*DESCRIPTION OF THE TASK*
Starting with the line that holds "Output the text content of this document.", copy out each remaining line of the listing below, up to and including the last one, and include nothing else.

Data listing:
────────────────────

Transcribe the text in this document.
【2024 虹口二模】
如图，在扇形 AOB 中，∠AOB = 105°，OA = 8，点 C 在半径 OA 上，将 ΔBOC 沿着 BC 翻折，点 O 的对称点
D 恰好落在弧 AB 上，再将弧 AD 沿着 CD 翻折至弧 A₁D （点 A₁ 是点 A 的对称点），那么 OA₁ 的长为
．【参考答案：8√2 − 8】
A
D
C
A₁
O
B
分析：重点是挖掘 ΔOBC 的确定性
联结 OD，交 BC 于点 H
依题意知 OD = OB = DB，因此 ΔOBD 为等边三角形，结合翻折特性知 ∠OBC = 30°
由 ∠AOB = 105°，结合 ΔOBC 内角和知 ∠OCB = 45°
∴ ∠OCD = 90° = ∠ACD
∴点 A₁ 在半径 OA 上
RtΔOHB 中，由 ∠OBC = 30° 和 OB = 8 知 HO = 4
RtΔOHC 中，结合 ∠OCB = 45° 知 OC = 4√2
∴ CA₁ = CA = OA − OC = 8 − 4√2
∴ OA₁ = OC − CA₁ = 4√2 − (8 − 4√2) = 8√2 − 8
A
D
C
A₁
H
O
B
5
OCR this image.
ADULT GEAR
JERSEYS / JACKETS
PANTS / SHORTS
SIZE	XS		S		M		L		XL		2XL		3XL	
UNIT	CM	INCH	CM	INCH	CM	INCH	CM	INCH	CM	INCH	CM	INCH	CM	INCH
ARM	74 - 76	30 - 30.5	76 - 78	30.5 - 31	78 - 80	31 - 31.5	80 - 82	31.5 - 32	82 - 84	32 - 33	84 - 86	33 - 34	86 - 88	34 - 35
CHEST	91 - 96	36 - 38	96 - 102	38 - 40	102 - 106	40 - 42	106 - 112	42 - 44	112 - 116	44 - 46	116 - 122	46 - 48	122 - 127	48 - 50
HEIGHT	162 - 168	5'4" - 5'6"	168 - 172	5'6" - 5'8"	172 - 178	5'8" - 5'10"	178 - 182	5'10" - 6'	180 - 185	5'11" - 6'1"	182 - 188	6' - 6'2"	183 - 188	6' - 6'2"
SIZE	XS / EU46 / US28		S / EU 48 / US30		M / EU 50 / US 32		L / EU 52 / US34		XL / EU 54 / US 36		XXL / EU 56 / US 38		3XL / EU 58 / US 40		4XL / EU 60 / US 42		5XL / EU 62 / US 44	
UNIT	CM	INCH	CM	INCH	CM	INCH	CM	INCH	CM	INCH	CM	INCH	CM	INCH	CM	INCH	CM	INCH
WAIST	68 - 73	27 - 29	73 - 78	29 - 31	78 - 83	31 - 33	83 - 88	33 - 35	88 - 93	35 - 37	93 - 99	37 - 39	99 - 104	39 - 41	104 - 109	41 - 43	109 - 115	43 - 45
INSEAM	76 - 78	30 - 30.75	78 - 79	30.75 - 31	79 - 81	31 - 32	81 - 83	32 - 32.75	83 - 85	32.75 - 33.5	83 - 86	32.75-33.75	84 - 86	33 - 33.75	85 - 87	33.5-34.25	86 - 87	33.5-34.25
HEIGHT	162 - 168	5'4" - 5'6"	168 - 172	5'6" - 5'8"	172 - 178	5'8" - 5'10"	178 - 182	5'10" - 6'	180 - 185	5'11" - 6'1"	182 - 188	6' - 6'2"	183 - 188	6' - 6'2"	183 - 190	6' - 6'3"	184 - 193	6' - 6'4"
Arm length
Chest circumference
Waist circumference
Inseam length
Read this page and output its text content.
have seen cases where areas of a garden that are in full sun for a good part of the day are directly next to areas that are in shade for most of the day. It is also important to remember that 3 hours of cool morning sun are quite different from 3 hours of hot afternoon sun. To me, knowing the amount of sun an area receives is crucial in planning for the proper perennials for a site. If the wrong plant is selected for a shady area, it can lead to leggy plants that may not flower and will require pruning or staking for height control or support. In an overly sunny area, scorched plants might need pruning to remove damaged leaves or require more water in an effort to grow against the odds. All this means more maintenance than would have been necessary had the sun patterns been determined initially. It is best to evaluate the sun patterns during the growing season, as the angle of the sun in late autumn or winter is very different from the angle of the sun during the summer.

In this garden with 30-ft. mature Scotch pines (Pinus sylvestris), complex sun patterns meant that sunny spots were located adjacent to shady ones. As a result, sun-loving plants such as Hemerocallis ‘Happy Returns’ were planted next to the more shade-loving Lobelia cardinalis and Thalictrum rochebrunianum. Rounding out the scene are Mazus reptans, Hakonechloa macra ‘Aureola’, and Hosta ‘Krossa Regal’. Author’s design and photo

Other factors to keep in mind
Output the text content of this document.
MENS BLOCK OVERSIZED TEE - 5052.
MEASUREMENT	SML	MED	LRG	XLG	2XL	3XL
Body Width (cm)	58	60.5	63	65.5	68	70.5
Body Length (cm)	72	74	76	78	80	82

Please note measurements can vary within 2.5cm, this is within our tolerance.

────────────────────

*ANSWER TO THIS EXERCISE*
Output the text content of this document.
MENS BLOCK OVERSIZED TEE - 5052.
MEASUREMENT	SML	MED	LRG	XLG	2XL	3XL
Body Width (cm)	58	60.5	63	65.5	68	70.5
Body Length (cm)	72	74	76	78	80	82

Please note measurements can vary within 2.5cm, this is within our tolerance.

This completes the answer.